PROVIDED ENTRIES
§

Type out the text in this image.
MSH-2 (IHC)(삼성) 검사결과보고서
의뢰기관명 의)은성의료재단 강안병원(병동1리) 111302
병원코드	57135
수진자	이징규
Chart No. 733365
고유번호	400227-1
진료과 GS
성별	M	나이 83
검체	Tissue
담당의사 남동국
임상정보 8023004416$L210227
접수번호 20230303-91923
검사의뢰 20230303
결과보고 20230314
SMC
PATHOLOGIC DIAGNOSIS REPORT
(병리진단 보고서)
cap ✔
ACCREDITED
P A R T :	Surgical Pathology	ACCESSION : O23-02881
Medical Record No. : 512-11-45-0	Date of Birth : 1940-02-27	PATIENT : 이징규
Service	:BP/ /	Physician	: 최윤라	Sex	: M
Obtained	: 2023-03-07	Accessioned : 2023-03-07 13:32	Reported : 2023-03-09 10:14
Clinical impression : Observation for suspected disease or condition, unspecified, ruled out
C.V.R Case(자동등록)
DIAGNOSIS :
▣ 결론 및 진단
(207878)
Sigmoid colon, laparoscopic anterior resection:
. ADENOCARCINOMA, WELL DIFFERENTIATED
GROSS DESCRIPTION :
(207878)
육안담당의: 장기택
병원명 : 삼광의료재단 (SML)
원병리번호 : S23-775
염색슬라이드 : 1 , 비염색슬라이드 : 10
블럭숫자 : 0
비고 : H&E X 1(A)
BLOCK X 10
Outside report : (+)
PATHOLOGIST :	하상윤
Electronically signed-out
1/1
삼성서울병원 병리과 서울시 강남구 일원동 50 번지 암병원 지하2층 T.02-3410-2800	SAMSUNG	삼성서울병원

§

JOB
Could you transcribe the records in full, exactly?

COMPLETED EXERCISE
Type out the text in this image.
MSH-2 (IHC)(삼성) 검사결과보고서
의뢰기관명 의)은성의료재단 강안병원(병동1리) 111302
병원코드	57135
수진자	이징규
Chart No. 733365
고유번호	400227-1
진료과 GS
성별	M	나이 83
검체	Tissue
담당의사 남동국
임상정보 8023004416$L210227
접수번호 20230303-91923
검사의뢰 20230303
결과보고 20230314
SMC
PATHOLOGIC DIAGNOSIS REPORT
(병리진단 보고서)
cap ✔
ACCREDITED
P A R T :	Surgical Pathology	ACCESSION : O23-02881
Medical Record No. : 512-11-45-0	Date of Birth : 1940-02-27	PATIENT : 이징규
Service	:BP/ /	Physician	: 최윤라	Sex	: M
Obtained	: 2023-03-07	Accessioned : 2023-03-07 13:32	Reported : 2023-03-09 10:14
Clinical impression : Observation for suspected disease or condition, unspecified, ruled out
C.V.R Case(자동등록)
DIAGNOSIS :
▣ 결론 및 진단
(207878)
Sigmoid colon, laparoscopic anterior resection:
. ADENOCARCINOMA, WELL DIFFERENTIATED
GROSS DESCRIPTION :
(207878)
육안담당의: 장기택
병원명 : 삼광의료재단 (SML)
원병리번호 : S23-775
염색슬라이드 : 1 , 비염색슬라이드 : 10
블럭숫자 : 0
비고 : H&E X 1(A)
BLOCK X 10
Outside report : (+)
PATHOLOGIST :	하상윤
Electronically signed-out
1/1
삼성서울병원 병리과 서울시 강남구 일원동 50 번지 암병원 지하2층 T.02-3410-2800	SAMSUNG	삼성서울병원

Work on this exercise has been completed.